[Extracts from a graphics dataset]
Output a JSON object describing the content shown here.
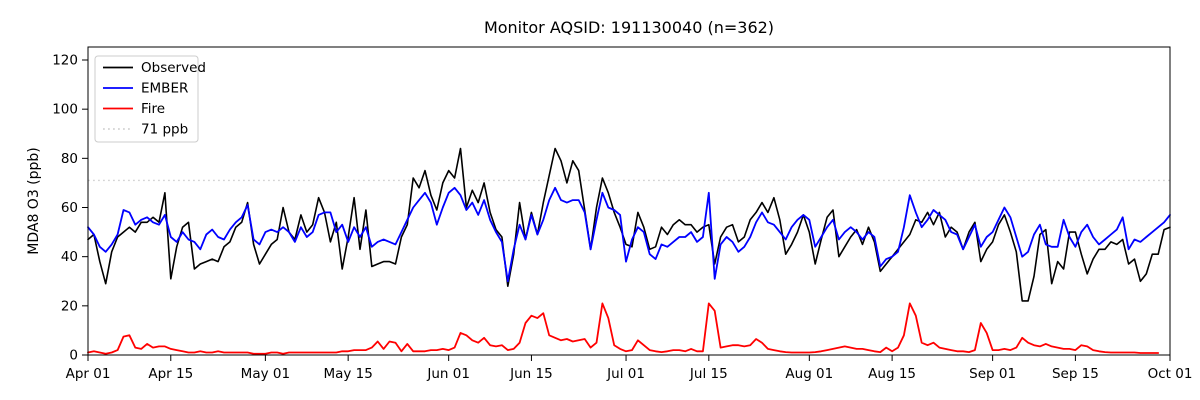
{
  "title": "Monitor AQSID: 191130040 (n=362)",
  "y_axis": {
    "label": "MDA8 O3 (ppb)",
    "ticks": [
      0,
      20,
      40,
      60,
      80,
      100,
      120
    ]
  },
  "x_axis": {
    "tick_days": [
      0,
      14,
      30,
      44,
      61,
      75,
      91,
      105,
      122,
      136,
      153,
      167,
      183
    ],
    "tick_labels": [
      "Apr 01",
      "Apr 15",
      "May 01",
      "May 15",
      "Jun 01",
      "Jun 15",
      "Jul 01",
      "Jul 15",
      "Aug 01",
      "Aug 15",
      "Sep 01",
      "Sep 15",
      "Oct 01"
    ],
    "total_days": 183
  },
  "legend": {
    "items": [
      {
        "label": "Observed",
        "color": "#000000",
        "dash": ""
      },
      {
        "label": "EMBER",
        "color": "#0000ff",
        "dash": ""
      },
      {
        "label": "Fire",
        "color": "#ff0000",
        "dash": ""
      },
      {
        "label": "71 ppb",
        "color": "#d4d4d4",
        "dash": "1.8 3.2"
      }
    ]
  },
  "reference_line": {
    "value": 71,
    "label": "71 ppb",
    "color": "#d4d4d4"
  },
  "chart_data": {
    "type": "line",
    "title": "Monitor AQSID: 191130040 (n=362)",
    "xlabel": "",
    "ylabel": "MDA8 O3 (ppb)",
    "ylim": [
      0,
      125
    ],
    "y_ticks": [
      0,
      20,
      40,
      60,
      80,
      100,
      120
    ],
    "x_start_date": "Apr 01",
    "x_end_date": "Oct 01",
    "x_unit": "day index from Apr 01 (daily values)",
    "reference_line_ppb": 71,
    "grid": false,
    "legend_position": "upper left",
    "series": [
      {
        "name": "Observed",
        "color": "#000000",
        "values": [
          47,
          49,
          38,
          29,
          42,
          48,
          50,
          52,
          50,
          54,
          54,
          56,
          54,
          66,
          31,
          44,
          52,
          54,
          35,
          37,
          38,
          39,
          38,
          44,
          46,
          52,
          54,
          62,
          45,
          37,
          41,
          45,
          47,
          60,
          50,
          47,
          57,
          50,
          53,
          64,
          58,
          46,
          54,
          35,
          48,
          64,
          43,
          59,
          36,
          37,
          38,
          38,
          37,
          48,
          53,
          72,
          68,
          75,
          65,
          59,
          70,
          75,
          72,
          84,
          60,
          67,
          62,
          70,
          58,
          51,
          48,
          28,
          41,
          62,
          47,
          58,
          49,
          62,
          73,
          84,
          79,
          70,
          79,
          75,
          59,
          43,
          60,
          72,
          66,
          58,
          52,
          45,
          44,
          58,
          52,
          43,
          44,
          52,
          49,
          53,
          55,
          53,
          53,
          50,
          52,
          53,
          37,
          48,
          52,
          53,
          46,
          48,
          55,
          58,
          62,
          58,
          64,
          55,
          41,
          45,
          50,
          57,
          50,
          37,
          47,
          56,
          59,
          40,
          44,
          48,
          51,
          45,
          52,
          46,
          34,
          37,
          40,
          43,
          46,
          49,
          55,
          54,
          58,
          53,
          58,
          48,
          52,
          50,
          43,
          50,
          54,
          38,
          43,
          46,
          53,
          57,
          50,
          42,
          22,
          22,
          32,
          49,
          51,
          29,
          38,
          35,
          50,
          50,
          41,
          33,
          39,
          43,
          43,
          46,
          45,
          47,
          37,
          39,
          30,
          33,
          41,
          41,
          51,
          52
        ]
      },
      {
        "name": "EMBER",
        "color": "#0000ff",
        "values": [
          52,
          49,
          44,
          42,
          45,
          49,
          59,
          58,
          53,
          55,
          56,
          54,
          53,
          57,
          48,
          46,
          50,
          47,
          46,
          43,
          49,
          51,
          48,
          47,
          51,
          54,
          56,
          61,
          47,
          45,
          50,
          51,
          50,
          52,
          50,
          46,
          52,
          48,
          50,
          57,
          58,
          58,
          50,
          53,
          46,
          52,
          48,
          52,
          44,
          46,
          47,
          46,
          45,
          50,
          55,
          60,
          63,
          66,
          62,
          53,
          60,
          66,
          68,
          65,
          59,
          62,
          57,
          63,
          55,
          50,
          46,
          30,
          43,
          53,
          47,
          57,
          49,
          55,
          63,
          68,
          63,
          62,
          63,
          63,
          58,
          43,
          55,
          66,
          60,
          59,
          57,
          38,
          47,
          52,
          50,
          41,
          39,
          45,
          44,
          46,
          48,
          48,
          50,
          46,
          48,
          66,
          31,
          45,
          48,
          46,
          42,
          44,
          48,
          54,
          58,
          54,
          53,
          50,
          47,
          52,
          55,
          57,
          55,
          44,
          48,
          52,
          55,
          47,
          50,
          52,
          50,
          47,
          50,
          48,
          36,
          39,
          40,
          42,
          52,
          65,
          58,
          52,
          55,
          59,
          57,
          55,
          50,
          49,
          43,
          48,
          53,
          44,
          48,
          50,
          55,
          60,
          56,
          48,
          40,
          42,
          49,
          53,
          45,
          44,
          44,
          55,
          48,
          44,
          50,
          53,
          48,
          45,
          47,
          49,
          51,
          56,
          43,
          47,
          46,
          48,
          50,
          52,
          54,
          57
        ]
      },
      {
        "name": "Fire",
        "color": "#ff0000",
        "values": [
          1,
          1.5,
          1,
          0.5,
          1,
          2,
          7.5,
          8,
          3,
          2.5,
          4.5,
          3,
          3.5,
          3.5,
          2.5,
          2,
          1.5,
          1,
          1,
          1.5,
          1,
          1,
          1.5,
          1,
          1,
          1,
          1,
          1,
          0.5,
          0.5,
          0.5,
          1,
          1,
          0.5,
          1,
          1,
          1,
          1,
          1,
          1,
          1,
          1,
          1,
          1.5,
          1.5,
          2,
          2,
          2,
          3,
          5.5,
          2.5,
          5.5,
          5,
          1.5,
          4.5,
          1.5,
          1.5,
          1.5,
          2,
          2,
          2.5,
          2,
          3,
          9,
          8,
          6,
          5,
          7,
          4,
          3.5,
          4,
          2,
          2.5,
          5,
          13,
          16,
          15,
          17,
          8,
          7,
          6,
          6.5,
          5.5,
          6,
          6.5,
          3,
          5,
          21,
          15,
          4,
          2.5,
          1.5,
          2,
          6,
          4,
          2,
          1.5,
          1.2,
          1.5,
          2,
          2,
          1.5,
          2.5,
          1.5,
          1.5,
          21,
          18,
          3,
          3.5,
          4,
          4,
          3.5,
          4,
          6.5,
          5,
          2.5,
          2,
          1.5,
          1.2,
          1,
          1,
          1,
          1,
          1.2,
          1.5,
          2,
          2.5,
          3,
          3.5,
          3,
          2.5,
          2.5,
          2,
          1.5,
          1.2,
          3,
          1.5,
          3,
          8,
          21,
          16,
          5,
          4,
          5,
          3,
          2.5,
          2,
          1.5,
          1.5,
          1.2,
          2,
          13,
          9,
          2,
          2,
          2.5,
          2,
          3,
          7,
          5,
          4,
          3.5,
          4.5,
          3.5,
          3,
          2.5,
          2.5,
          2,
          4,
          3.5,
          2,
          1.5,
          1.2,
          1,
          1,
          1,
          1,
          1,
          0.8,
          0.8,
          0.8,
          0.8
        ]
      }
    ]
  }
}
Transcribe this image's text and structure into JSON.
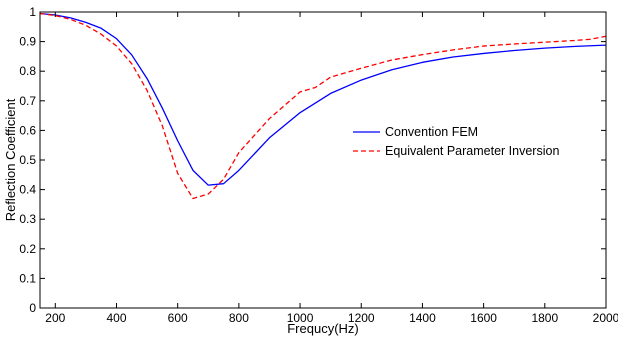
{
  "chart_data": {
    "type": "line",
    "title": "",
    "xlabel": "Frequcy(Hz)",
    "ylabel": "Reflection Coefficient",
    "xlim": [
      150,
      2000
    ],
    "ylim": [
      0,
      1
    ],
    "x_ticks": [
      200,
      400,
      600,
      800,
      1000,
      1200,
      1400,
      1600,
      1800,
      2000
    ],
    "y_ticks": [
      0,
      0.1,
      0.2,
      0.3,
      0.4,
      0.5,
      0.6,
      0.7,
      0.8,
      0.9,
      1
    ],
    "grid": false,
    "legend_position": "right",
    "series": [
      {
        "name": "Convention FEM",
        "color": "#0000ff",
        "style": "solid",
        "x": [
          150,
          200,
          250,
          300,
          350,
          400,
          450,
          500,
          550,
          600,
          650,
          700,
          750,
          800,
          900,
          1000,
          1100,
          1200,
          1300,
          1400,
          1500,
          1600,
          1700,
          1800,
          1900,
          2000
        ],
        "y": [
          0.995,
          0.99,
          0.98,
          0.965,
          0.945,
          0.91,
          0.855,
          0.775,
          0.675,
          0.565,
          0.465,
          0.415,
          0.42,
          0.465,
          0.575,
          0.66,
          0.725,
          0.77,
          0.805,
          0.83,
          0.848,
          0.86,
          0.87,
          0.878,
          0.884,
          0.888
        ]
      },
      {
        "name": "Equivalent Parameter Inversion",
        "color": "#ff0000",
        "style": "dashed",
        "x": [
          150,
          200,
          250,
          300,
          350,
          400,
          450,
          500,
          550,
          600,
          650,
          700,
          750,
          800,
          900,
          1000,
          1050,
          1100,
          1200,
          1300,
          1400,
          1500,
          1600,
          1700,
          1800,
          1900,
          1950,
          2000
        ],
        "y": [
          0.995,
          0.988,
          0.975,
          0.955,
          0.925,
          0.885,
          0.825,
          0.735,
          0.615,
          0.455,
          0.37,
          0.385,
          0.435,
          0.525,
          0.64,
          0.73,
          0.745,
          0.78,
          0.81,
          0.838,
          0.856,
          0.872,
          0.885,
          0.892,
          0.898,
          0.904,
          0.908,
          0.918
        ]
      }
    ]
  }
}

### [AIM OF THE EXERCISE]
In the entries above, identify each line that includes the string "title", then copy it.

### [EXPECTED ANSWER]
  "title": "Monitor AQSID: 191130040 (n=362)",
    "title": "Monitor AQSID: 191130040 (n=362)",
    "title": "",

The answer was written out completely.